Change each "series-segment" in the data below to "bar-segment" and leave every other part unchanged. Omit the pictures from your answer.

(Visual layout annotation data)

───

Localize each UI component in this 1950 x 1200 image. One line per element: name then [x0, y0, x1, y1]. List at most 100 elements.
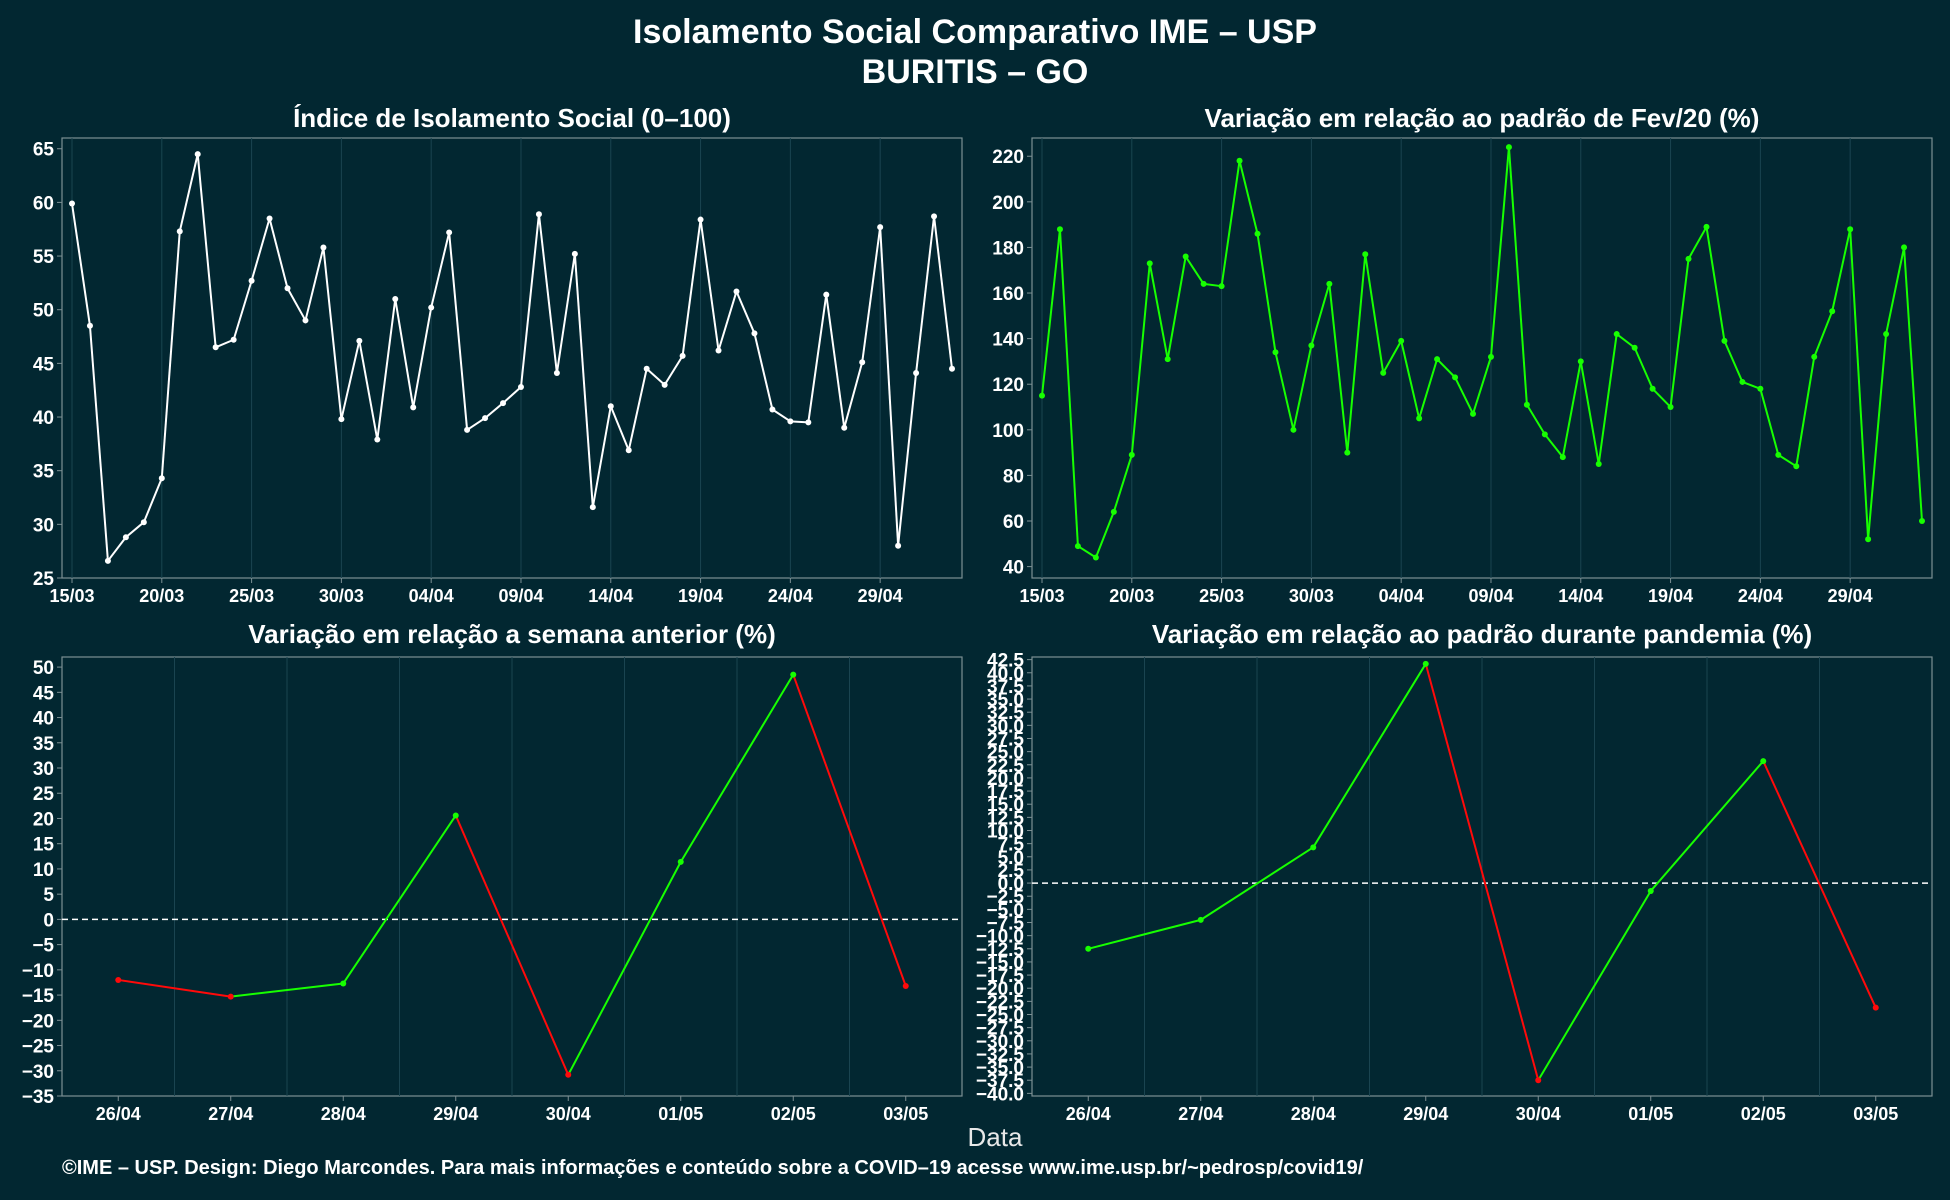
data-point — [248, 277, 255, 284]
data-point — [212, 344, 219, 351]
data-point — [320, 244, 327, 251]
data-point — [1703, 223, 1710, 230]
series-segment — [933, 216, 953, 369]
panel-border — [1031, 137, 1933, 579]
footer-credit: ©IME – USP. Design: Diego Marcondes. Par… — [62, 1157, 1364, 1179]
series-segment — [663, 355, 684, 386]
x-tick-label: 04/04 — [409, 586, 454, 606]
series-segment — [1705, 226, 1726, 342]
data-point — [482, 415, 489, 422]
y-tick-label: 50 — [33, 301, 54, 322]
data-point — [1254, 230, 1261, 237]
y-tick-label: 20 — [33, 809, 54, 830]
x-tick-label: 28/04 — [321, 1104, 366, 1124]
data-point — [1074, 543, 1081, 550]
data-point — [1326, 280, 1333, 287]
data-point — [1535, 1077, 1542, 1084]
chart-panel-isolamento: 15/03 20/03 25/03 30/03 04/04 09/04 14/04 19/04… — [33, 137, 963, 606]
series-segment — [1651, 388, 1672, 408]
data-point — [446, 229, 453, 236]
data-point — [176, 228, 183, 235]
y-tick-label: 30 — [33, 759, 54, 780]
panel-title-isolamento: Índice de Isolamento Social (0–100) — [293, 103, 731, 133]
series-segment — [1831, 228, 1852, 312]
data-point — [1236, 157, 1243, 164]
data-point — [1667, 404, 1674, 411]
data-point — [1344, 449, 1351, 456]
series-segment — [1436, 358, 1456, 379]
y-tick-label: 50 — [33, 658, 54, 679]
data-point — [1128, 451, 1135, 458]
series-segment — [1184, 256, 1205, 285]
series-segment — [1328, 283, 1349, 453]
data-point — [1272, 349, 1279, 356]
series-segment — [502, 386, 522, 404]
x-tick-label: 19/04 — [1648, 586, 1693, 606]
series-segment — [448, 232, 469, 430]
series-segment — [1649, 760, 1765, 892]
series-segment — [1041, 229, 1061, 396]
data-point — [661, 381, 668, 388]
data-point — [1901, 244, 1908, 251]
x-axis-title: Data — [967, 1122, 1023, 1152]
y-tick-label: −35 — [22, 1087, 55, 1108]
data-point — [931, 213, 938, 220]
data-point — [1085, 945, 1092, 952]
series-segment — [1364, 254, 1385, 373]
y-tick-label: −15 — [22, 986, 55, 1007]
y-tick-label: 55 — [33, 247, 55, 268]
series-segment — [861, 226, 882, 363]
series-segment — [1597, 333, 1618, 465]
data-point — [790, 671, 797, 678]
y-tick-label: 40.0 — [987, 664, 1024, 685]
series-segment — [1382, 340, 1403, 374]
data-point — [1422, 660, 1429, 667]
series-segment — [178, 153, 199, 232]
y-tick-label: 22.5 — [987, 756, 1024, 777]
y-tick-label: 17.5 — [987, 782, 1024, 803]
y-tick-label: 5.0 — [998, 848, 1024, 869]
y-tick-label: −17.5 — [976, 966, 1025, 987]
data-point — [1872, 1004, 1879, 1011]
series-segment — [412, 307, 433, 408]
y-tick-label: −37.5 — [976, 1071, 1025, 1092]
x-tick-label: 26/04 — [1066, 1104, 1111, 1124]
data-point — [1092, 554, 1099, 561]
series-segment — [215, 338, 235, 349]
x-tick-label: 20/03 — [139, 586, 184, 606]
data-point — [69, 200, 75, 207]
data-point — [1362, 251, 1369, 258]
data-point — [607, 403, 614, 410]
data-point — [571, 250, 578, 257]
series-segment — [88, 325, 109, 561]
series-segment — [376, 298, 397, 440]
series-segment — [807, 294, 828, 423]
y-tick-label: 25 — [33, 784, 55, 805]
series-segment — [1400, 340, 1421, 419]
series-segment — [1489, 147, 1510, 357]
series-segment — [1166, 256, 1187, 360]
series-segment — [454, 815, 570, 1076]
page-title: Isolamento Social Comparativo IME – USP — [633, 13, 1317, 51]
y-tick-label: −5.0 — [986, 900, 1024, 921]
data-point — [428, 304, 435, 311]
x-tick-label: 26/04 — [96, 1104, 141, 1124]
x-tick-label: 01/05 — [658, 1104, 703, 1124]
data-point — [1541, 431, 1548, 438]
y-tick-label: −25.0 — [976, 1006, 1024, 1027]
data-point — [1883, 331, 1890, 338]
y-tick-label: 27.5 — [987, 729, 1024, 750]
data-point — [1197, 916, 1204, 923]
data-point — [715, 347, 722, 354]
series-segment — [340, 340, 361, 420]
series-segment — [1472, 356, 1492, 415]
data-point — [1182, 253, 1189, 260]
series-segment — [1346, 254, 1367, 453]
data-point — [1308, 342, 1315, 349]
y-tick-label: 120 — [992, 375, 1024, 396]
y-tick-label: −27.5 — [976, 1019, 1025, 1040]
series-segment — [1238, 160, 1259, 234]
x-tick-label: 04/04 — [1379, 586, 1424, 606]
y-tick-label: −30 — [22, 1062, 54, 1083]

───

ANSWER TO THE TASK:
Localize each UI component in this 1950 x 1200 image. One line per element: name then [x0, y0, x1, y1]. List at most 100 elements.
data-point — [248, 277, 255, 284]
data-point — [212, 344, 219, 351]
data-point — [320, 244, 327, 251]
data-point — [1703, 223, 1710, 230]
bar-segment — [933, 216, 953, 369]
panel-border — [1031, 137, 1933, 579]
footer-credit: ©IME – USP. Design: Diego Marcondes. Par… — [62, 1157, 1364, 1179]
bar-segment — [663, 355, 684, 386]
x-tick-label: 04/04 — [409, 586, 454, 606]
bar-segment — [1705, 226, 1726, 342]
data-point — [482, 415, 489, 422]
y-tick-label: 50 — [33, 301, 54, 322]
data-point — [1254, 230, 1261, 237]
y-tick-label: 20 — [33, 809, 54, 830]
x-tick-label: 28/04 — [321, 1104, 366, 1124]
data-point — [1074, 543, 1081, 550]
data-point — [1326, 280, 1333, 287]
data-point — [1535, 1077, 1542, 1084]
chart-panel-isolamento: 15/03 20/03 25/03 30/03 04/04 09/04 14/04 19/04… — [33, 137, 963, 606]
bar-segment — [1651, 388, 1672, 408]
data-point — [446, 229, 453, 236]
data-point — [176, 228, 183, 235]
y-tick-label: 30 — [33, 759, 54, 780]
panel-title-isolamento: Índice de Isolamento Social (0–100) — [293, 103, 731, 133]
bar-segment — [1831, 228, 1852, 312]
data-point — [1236, 157, 1243, 164]
data-point — [1667, 404, 1674, 411]
data-point — [1344, 449, 1351, 456]
bar-segment — [1436, 358, 1456, 379]
y-tick-label: 50 — [33, 658, 54, 679]
data-point — [1128, 451, 1135, 458]
bar-segment — [1184, 256, 1205, 285]
bar-segment — [1328, 283, 1349, 453]
data-point — [1272, 349, 1279, 356]
bar-segment — [502, 386, 522, 404]
x-tick-label: 19/04 — [1648, 586, 1693, 606]
bar-segment — [448, 232, 469, 430]
bar-segment — [1649, 760, 1765, 892]
bar-segment — [1041, 229, 1061, 396]
data-point — [661, 381, 668, 388]
data-point — [1901, 244, 1908, 251]
x-axis-title: Data — [967, 1122, 1023, 1152]
y-tick-label: −35 — [22, 1087, 55, 1108]
data-point — [931, 213, 938, 220]
data-point — [1085, 945, 1092, 952]
bar-segment — [1364, 254, 1385, 373]
y-tick-label: −15 — [22, 986, 55, 1007]
y-tick-label: 55 — [33, 247, 55, 268]
bar-segment — [861, 226, 882, 363]
bar-segment — [1597, 333, 1618, 465]
data-point — [790, 671, 797, 678]
y-tick-label: 40.0 — [987, 664, 1024, 685]
bar-segment — [1382, 340, 1403, 374]
data-point — [1422, 660, 1429, 667]
bar-segment — [178, 153, 199, 232]
y-tick-label: 22.5 — [987, 756, 1024, 777]
y-tick-label: 17.5 — [987, 782, 1024, 803]
y-tick-label: 5.0 — [998, 848, 1024, 869]
y-tick-label: −17.5 — [976, 966, 1025, 987]
data-point — [1872, 1004, 1879, 1011]
bar-segment — [412, 307, 433, 408]
y-tick-label: −37.5 — [976, 1071, 1025, 1092]
x-tick-label: 26/04 — [1066, 1104, 1111, 1124]
data-point — [1092, 554, 1099, 561]
bar-segment — [215, 338, 235, 349]
x-tick-label: 20/03 — [139, 586, 184, 606]
data-point — [69, 200, 75, 207]
data-point — [1362, 251, 1369, 258]
data-point — [607, 403, 614, 410]
data-point — [571, 250, 578, 257]
bar-segment — [88, 325, 109, 561]
bar-segment — [376, 298, 397, 440]
bar-segment — [807, 294, 828, 423]
y-tick-label: 25 — [33, 784, 55, 805]
bar-segment — [1400, 340, 1421, 419]
bar-segment — [1489, 147, 1510, 357]
bar-segment — [1166, 256, 1187, 360]
bar-segment — [454, 815, 570, 1076]
page-title: Isolamento Social Comparativo IME – USP — [633, 13, 1317, 51]
y-tick-label: −5.0 — [986, 900, 1024, 921]
data-point — [428, 304, 435, 311]
x-tick-label: 26/04 — [96, 1104, 141, 1124]
x-tick-label: 01/05 — [658, 1104, 703, 1124]
data-point — [1541, 431, 1548, 438]
y-tick-label: −25.0 — [976, 1006, 1024, 1027]
data-point — [1883, 331, 1890, 338]
y-tick-label: 27.5 — [987, 729, 1024, 750]
data-point — [1197, 916, 1204, 923]
data-point — [715, 347, 722, 354]
bar-segment — [340, 340, 361, 420]
bar-segment — [1472, 356, 1492, 415]
data-point — [1182, 253, 1189, 260]
bar-segment — [1346, 254, 1367, 453]
data-point — [1308, 342, 1315, 349]
y-tick-label: 120 — [992, 375, 1024, 396]
y-tick-label: −27.5 — [976, 1019, 1025, 1040]
bar-segment — [1238, 160, 1259, 234]
x-tick-label: 04/04 — [1379, 586, 1424, 606]
y-tick-label: −30 — [22, 1062, 54, 1083]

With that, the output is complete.